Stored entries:
------------------------------------------------------------

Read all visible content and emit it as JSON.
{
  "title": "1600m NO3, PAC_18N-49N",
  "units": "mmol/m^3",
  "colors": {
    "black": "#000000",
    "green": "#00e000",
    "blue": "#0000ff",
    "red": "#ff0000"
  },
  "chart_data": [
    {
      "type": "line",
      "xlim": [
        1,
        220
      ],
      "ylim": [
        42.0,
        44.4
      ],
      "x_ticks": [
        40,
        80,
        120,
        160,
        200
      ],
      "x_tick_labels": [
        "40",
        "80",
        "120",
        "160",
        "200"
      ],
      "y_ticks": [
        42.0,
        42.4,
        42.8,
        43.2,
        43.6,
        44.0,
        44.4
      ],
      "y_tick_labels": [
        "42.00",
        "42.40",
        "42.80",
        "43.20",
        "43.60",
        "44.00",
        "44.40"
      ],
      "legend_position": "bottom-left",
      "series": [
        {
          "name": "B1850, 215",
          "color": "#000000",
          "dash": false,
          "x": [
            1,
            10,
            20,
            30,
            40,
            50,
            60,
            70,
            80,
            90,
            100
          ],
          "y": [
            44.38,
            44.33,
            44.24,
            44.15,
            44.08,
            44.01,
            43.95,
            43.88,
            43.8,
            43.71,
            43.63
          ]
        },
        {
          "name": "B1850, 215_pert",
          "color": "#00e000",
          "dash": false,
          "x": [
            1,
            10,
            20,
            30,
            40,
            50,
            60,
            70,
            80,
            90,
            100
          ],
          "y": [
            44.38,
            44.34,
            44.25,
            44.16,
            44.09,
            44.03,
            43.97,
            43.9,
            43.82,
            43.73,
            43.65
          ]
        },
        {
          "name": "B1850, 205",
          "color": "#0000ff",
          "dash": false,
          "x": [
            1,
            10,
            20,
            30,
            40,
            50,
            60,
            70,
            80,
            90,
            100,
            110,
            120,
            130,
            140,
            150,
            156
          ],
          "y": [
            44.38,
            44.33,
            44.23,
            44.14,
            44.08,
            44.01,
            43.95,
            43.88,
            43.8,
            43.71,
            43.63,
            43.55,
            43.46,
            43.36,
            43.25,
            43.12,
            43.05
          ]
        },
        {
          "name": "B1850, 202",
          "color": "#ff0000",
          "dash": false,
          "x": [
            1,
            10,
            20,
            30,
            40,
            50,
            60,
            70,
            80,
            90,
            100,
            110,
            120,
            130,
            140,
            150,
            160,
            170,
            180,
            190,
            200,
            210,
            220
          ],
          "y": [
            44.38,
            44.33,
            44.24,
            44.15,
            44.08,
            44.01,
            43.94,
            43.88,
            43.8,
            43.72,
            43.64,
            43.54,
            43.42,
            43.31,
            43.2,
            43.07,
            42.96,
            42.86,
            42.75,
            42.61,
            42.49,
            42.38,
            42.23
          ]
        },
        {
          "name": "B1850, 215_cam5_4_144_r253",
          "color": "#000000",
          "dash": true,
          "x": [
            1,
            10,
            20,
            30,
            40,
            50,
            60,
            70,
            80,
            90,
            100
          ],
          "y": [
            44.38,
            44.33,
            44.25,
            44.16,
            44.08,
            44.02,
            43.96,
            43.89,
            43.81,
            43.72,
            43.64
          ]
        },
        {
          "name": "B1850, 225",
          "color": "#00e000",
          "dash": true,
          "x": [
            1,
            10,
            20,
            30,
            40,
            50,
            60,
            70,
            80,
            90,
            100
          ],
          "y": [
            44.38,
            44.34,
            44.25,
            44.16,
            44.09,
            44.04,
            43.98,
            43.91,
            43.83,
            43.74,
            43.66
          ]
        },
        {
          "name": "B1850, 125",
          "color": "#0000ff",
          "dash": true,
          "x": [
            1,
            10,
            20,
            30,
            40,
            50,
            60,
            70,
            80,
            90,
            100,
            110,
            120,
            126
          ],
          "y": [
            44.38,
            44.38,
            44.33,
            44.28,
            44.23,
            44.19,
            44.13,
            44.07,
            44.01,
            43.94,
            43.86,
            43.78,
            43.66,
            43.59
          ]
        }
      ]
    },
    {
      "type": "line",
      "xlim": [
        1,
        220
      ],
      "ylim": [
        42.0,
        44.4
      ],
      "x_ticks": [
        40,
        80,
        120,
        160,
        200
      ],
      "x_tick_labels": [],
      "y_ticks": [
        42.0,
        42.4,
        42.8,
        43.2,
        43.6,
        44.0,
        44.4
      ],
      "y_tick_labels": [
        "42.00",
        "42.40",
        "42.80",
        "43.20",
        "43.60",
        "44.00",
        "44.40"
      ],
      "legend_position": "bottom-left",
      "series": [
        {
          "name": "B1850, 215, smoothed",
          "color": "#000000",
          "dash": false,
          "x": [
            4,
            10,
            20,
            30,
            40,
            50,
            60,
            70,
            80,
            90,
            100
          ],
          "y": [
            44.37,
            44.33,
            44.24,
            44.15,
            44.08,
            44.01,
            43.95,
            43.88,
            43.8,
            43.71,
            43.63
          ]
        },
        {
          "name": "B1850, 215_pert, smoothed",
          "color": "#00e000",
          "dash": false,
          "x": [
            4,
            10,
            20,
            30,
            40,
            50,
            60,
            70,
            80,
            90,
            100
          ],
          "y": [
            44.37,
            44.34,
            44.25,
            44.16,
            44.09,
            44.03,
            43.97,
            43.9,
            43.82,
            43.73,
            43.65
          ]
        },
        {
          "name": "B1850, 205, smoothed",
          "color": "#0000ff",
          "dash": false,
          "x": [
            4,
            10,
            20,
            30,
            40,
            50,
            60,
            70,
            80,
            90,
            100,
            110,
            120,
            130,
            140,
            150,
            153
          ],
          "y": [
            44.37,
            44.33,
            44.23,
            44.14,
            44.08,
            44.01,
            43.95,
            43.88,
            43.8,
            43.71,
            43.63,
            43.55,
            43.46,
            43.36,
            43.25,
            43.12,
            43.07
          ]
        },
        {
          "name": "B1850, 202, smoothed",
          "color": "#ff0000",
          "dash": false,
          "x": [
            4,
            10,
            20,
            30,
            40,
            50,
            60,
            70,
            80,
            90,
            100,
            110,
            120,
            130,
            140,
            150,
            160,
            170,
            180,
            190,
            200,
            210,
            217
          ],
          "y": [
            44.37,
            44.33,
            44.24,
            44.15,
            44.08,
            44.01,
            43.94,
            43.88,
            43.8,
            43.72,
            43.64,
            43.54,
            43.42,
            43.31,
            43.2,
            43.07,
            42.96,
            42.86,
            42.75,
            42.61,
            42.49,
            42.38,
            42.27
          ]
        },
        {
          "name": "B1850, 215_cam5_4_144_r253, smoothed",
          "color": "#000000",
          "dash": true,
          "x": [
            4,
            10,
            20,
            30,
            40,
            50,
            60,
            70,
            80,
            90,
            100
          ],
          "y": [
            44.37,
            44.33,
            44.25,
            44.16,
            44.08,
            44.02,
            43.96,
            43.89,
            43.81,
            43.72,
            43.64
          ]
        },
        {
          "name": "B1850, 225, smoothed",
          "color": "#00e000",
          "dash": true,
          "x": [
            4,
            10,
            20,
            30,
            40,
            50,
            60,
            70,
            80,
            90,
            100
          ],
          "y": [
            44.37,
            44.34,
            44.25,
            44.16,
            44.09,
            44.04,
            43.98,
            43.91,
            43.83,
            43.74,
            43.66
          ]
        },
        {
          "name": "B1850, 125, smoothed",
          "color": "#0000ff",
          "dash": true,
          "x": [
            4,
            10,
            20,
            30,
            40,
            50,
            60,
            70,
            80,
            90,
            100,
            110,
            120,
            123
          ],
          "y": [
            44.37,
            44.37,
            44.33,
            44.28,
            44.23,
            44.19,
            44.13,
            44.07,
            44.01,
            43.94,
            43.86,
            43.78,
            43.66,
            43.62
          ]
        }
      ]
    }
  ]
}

------------------------------------------------------------

EXERCISE DESCRIPTION: All of the entries should be written out again exactly.

WRITTEN ANSWER:
Read all visible content and emit it as JSON.
{
  "title": "1600m NO3, PAC_18N-49N",
  "units": "mmol/m^3",
  "colors": {
    "black": "#000000",
    "green": "#00e000",
    "blue": "#0000ff",
    "red": "#ff0000"
  },
  "chart_data": [
    {
      "type": "line",
      "xlim": [
        1,
        220
      ],
      "ylim": [
        42.0,
        44.4
      ],
      "x_ticks": [
        40,
        80,
        120,
        160,
        200
      ],
      "x_tick_labels": [
        "40",
        "80",
        "120",
        "160",
        "200"
      ],
      "y_ticks": [
        42.0,
        42.4,
        42.8,
        43.2,
        43.6,
        44.0,
        44.4
      ],
      "y_tick_labels": [
        "42.00",
        "42.40",
        "42.80",
        "43.20",
        "43.60",
        "44.00",
        "44.40"
      ],
      "legend_position": "bottom-left",
      "series": [
        {
          "name": "B1850, 215",
          "color": "#000000",
          "dash": false,
          "x": [
            1,
            10,
            20,
            30,
            40,
            50,
            60,
            70,
            80,
            90,
            100
          ],
          "y": [
            44.38,
            44.33,
            44.24,
            44.15,
            44.08,
            44.01,
            43.95,
            43.88,
            43.8,
            43.71,
            43.63
          ]
        },
        {
          "name": "B1850, 215_pert",
          "color": "#00e000",
          "dash": false,
          "x": [
            1,
            10,
            20,
            30,
            40,
            50,
            60,
            70,
            80,
            90,
            100
          ],
          "y": [
            44.38,
            44.34,
            44.25,
            44.16,
            44.09,
            44.03,
            43.97,
            43.9,
            43.82,
            43.73,
            43.65
          ]
        },
        {
          "name": "B1850, 205",
          "color": "#0000ff",
          "dash": false,
          "x": [
            1,
            10,
            20,
            30,
            40,
            50,
            60,
            70,
            80,
            90,
            100,
            110,
            120,
            130,
            140,
            150,
            156
          ],
          "y": [
            44.38,
            44.33,
            44.23,
            44.14,
            44.08,
            44.01,
            43.95,
            43.88,
            43.8,
            43.71,
            43.63,
            43.55,
            43.46,
            43.36,
            43.25,
            43.12,
            43.05
          ]
        },
        {
          "name": "B1850, 202",
          "color": "#ff0000",
          "dash": false,
          "x": [
            1,
            10,
            20,
            30,
            40,
            50,
            60,
            70,
            80,
            90,
            100,
            110,
            120,
            130,
            140,
            150,
            160,
            170,
            180,
            190,
            200,
            210,
            220
          ],
          "y": [
            44.38,
            44.33,
            44.24,
            44.15,
            44.08,
            44.01,
            43.94,
            43.88,
            43.8,
            43.72,
            43.64,
            43.54,
            43.42,
            43.31,
            43.2,
            43.07,
            42.96,
            42.86,
            42.75,
            42.61,
            42.49,
            42.38,
            42.23
          ]
        },
        {
          "name": "B1850, 215_cam5_4_144_r253",
          "color": "#000000",
          "dash": true,
          "x": [
            1,
            10,
            20,
            30,
            40,
            50,
            60,
            70,
            80,
            90,
            100
          ],
          "y": [
            44.38,
            44.33,
            44.25,
            44.16,
            44.08,
            44.02,
            43.96,
            43.89,
            43.81,
            43.72,
            43.64
          ]
        },
        {
          "name": "B1850, 225",
          "color": "#00e000",
          "dash": true,
          "x": [
            1,
            10,
            20,
            30,
            40,
            50,
            60,
            70,
            80,
            90,
            100
          ],
          "y": [
            44.38,
            44.34,
            44.25,
            44.16,
            44.09,
            44.04,
            43.98,
            43.91,
            43.83,
            43.74,
            43.66
          ]
        },
        {
          "name": "B1850, 125",
          "color": "#0000ff",
          "dash": true,
          "x": [
            1,
            10,
            20,
            30,
            40,
            50,
            60,
            70,
            80,
            90,
            100,
            110,
            120,
            126
          ],
          "y": [
            44.38,
            44.38,
            44.33,
            44.28,
            44.23,
            44.19,
            44.13,
            44.07,
            44.01,
            43.94,
            43.86,
            43.78,
            43.66,
            43.59
          ]
        }
      ]
    },
    {
      "type": "line",
      "xlim": [
        1,
        220
      ],
      "ylim": [
        42.0,
        44.4
      ],
      "x_ticks": [
        40,
        80,
        120,
        160,
        200
      ],
      "x_tick_labels": [],
      "y_ticks": [
        42.0,
        42.4,
        42.8,
        43.2,
        43.6,
        44.0,
        44.4
      ],
      "y_tick_labels": [
        "42.00",
        "42.40",
        "42.80",
        "43.20",
        "43.60",
        "44.00",
        "44.40"
      ],
      "legend_position": "bottom-left",
      "series": [
        {
          "name": "B1850, 215, smoothed",
          "color": "#000000",
          "dash": false,
          "x": [
            4,
            10,
            20,
            30,
            40,
            50,
            60,
            70,
            80,
            90,
            100
          ],
          "y": [
            44.37,
            44.33,
            44.24,
            44.15,
            44.08,
            44.01,
            43.95,
            43.88,
            43.8,
            43.71,
            43.63
          ]
        },
        {
          "name": "B1850, 215_pert, smoothed",
          "color": "#00e000",
          "dash": false,
          "x": [
            4,
            10,
            20,
            30,
            40,
            50,
            60,
            70,
            80,
            90,
            100
          ],
          "y": [
            44.37,
            44.34,
            44.25,
            44.16,
            44.09,
            44.03,
            43.97,
            43.9,
            43.82,
            43.73,
            43.65
          ]
        },
        {
          "name": "B1850, 205, smoothed",
          "color": "#0000ff",
          "dash": false,
          "x": [
            4,
            10,
            20,
            30,
            40,
            50,
            60,
            70,
            80,
            90,
            100,
            110,
            120,
            130,
            140,
            150,
            153
          ],
          "y": [
            44.37,
            44.33,
            44.23,
            44.14,
            44.08,
            44.01,
            43.95,
            43.88,
            43.8,
            43.71,
            43.63,
            43.55,
            43.46,
            43.36,
            43.25,
            43.12,
            43.07
          ]
        },
        {
          "name": "B1850, 202, smoothed",
          "color": "#ff0000",
          "dash": false,
          "x": [
            4,
            10,
            20,
            30,
            40,
            50,
            60,
            70,
            80,
            90,
            100,
            110,
            120,
            130,
            140,
            150,
            160,
            170,
            180,
            190,
            200,
            210,
            217
          ],
          "y": [
            44.37,
            44.33,
            44.24,
            44.15,
            44.08,
            44.01,
            43.94,
            43.88,
            43.8,
            43.72,
            43.64,
            43.54,
            43.42,
            43.31,
            43.2,
            43.07,
            42.96,
            42.86,
            42.75,
            42.61,
            42.49,
            42.38,
            42.27
          ]
        },
        {
          "name": "B1850, 215_cam5_4_144_r253, smoothed",
          "color": "#000000",
          "dash": true,
          "x": [
            4,
            10,
            20,
            30,
            40,
            50,
            60,
            70,
            80,
            90,
            100
          ],
          "y": [
            44.37,
            44.33,
            44.25,
            44.16,
            44.08,
            44.02,
            43.96,
            43.89,
            43.81,
            43.72,
            43.64
          ]
        },
        {
          "name": "B1850, 225, smoothed",
          "color": "#00e000",
          "dash": true,
          "x": [
            4,
            10,
            20,
            30,
            40,
            50,
            60,
            70,
            80,
            90,
            100
          ],
          "y": [
            44.37,
            44.34,
            44.25,
            44.16,
            44.09,
            44.04,
            43.98,
            43.91,
            43.83,
            43.74,
            43.66
          ]
        },
        {
          "name": "B1850, 125, smoothed",
          "color": "#0000ff",
          "dash": true,
          "x": [
            4,
            10,
            20,
            30,
            40,
            50,
            60,
            70,
            80,
            90,
            100,
            110,
            120,
            123
          ],
          "y": [
            44.37,
            44.37,
            44.33,
            44.28,
            44.23,
            44.19,
            44.13,
            44.07,
            44.01,
            43.94,
            43.86,
            43.78,
            43.66,
            43.62
          ]
        }
      ]
    }
  ]
}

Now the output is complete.